**EXERCISE:**
Return the entries below verbatim. Pictures stay out.
────────
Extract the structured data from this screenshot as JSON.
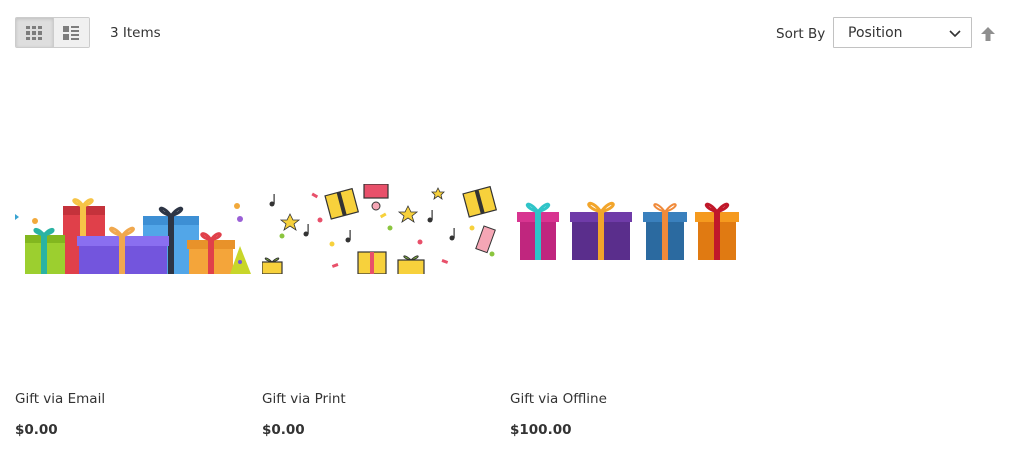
{
  "toolbar": {
    "view_modes": [
      {
        "name": "grid",
        "icon": "grid-icon",
        "active": true
      },
      {
        "name": "list",
        "icon": "list-icon",
        "active": false
      }
    ],
    "item_count": "3 Items",
    "sort_label": "Sort By",
    "sort_selected": "Position",
    "sort_direction_icon": "arrow-up-icon"
  },
  "products": [
    {
      "name": "Gift via Email",
      "price": "$0.00",
      "image": "gift-boxes-illustration"
    },
    {
      "name": "Gift via Print",
      "price": "$0.00",
      "image": "gift-confetti-pattern"
    },
    {
      "name": "Gift via Offline",
      "price": "$100.00",
      "image": "four-gift-boxes"
    }
  ],
  "colors": {
    "text": "#333333",
    "border": "#cccccc",
    "mode_bg": "#f0f0f0",
    "sort_arrow": "#8f8f8f"
  }
}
────────
**ANSWER:**
Extract the structured data from this screenshot as JSON.
{
  "toolbar": {
    "view_modes": [
      {
        "name": "grid",
        "icon": "grid-icon",
        "active": true
      },
      {
        "name": "list",
        "icon": "list-icon",
        "active": false
      }
    ],
    "item_count": "3 Items",
    "sort_label": "Sort By",
    "sort_selected": "Position",
    "sort_direction_icon": "arrow-up-icon"
  },
  "products": [
    {
      "name": "Gift via Email",
      "price": "$0.00",
      "image": "gift-boxes-illustration"
    },
    {
      "name": "Gift via Print",
      "price": "$0.00",
      "image": "gift-confetti-pattern"
    },
    {
      "name": "Gift via Offline",
      "price": "$100.00",
      "image": "four-gift-boxes"
    }
  ],
  "colors": {
    "text": "#333333",
    "border": "#cccccc",
    "mode_bg": "#f0f0f0",
    "sort_arrow": "#8f8f8f"
  }
}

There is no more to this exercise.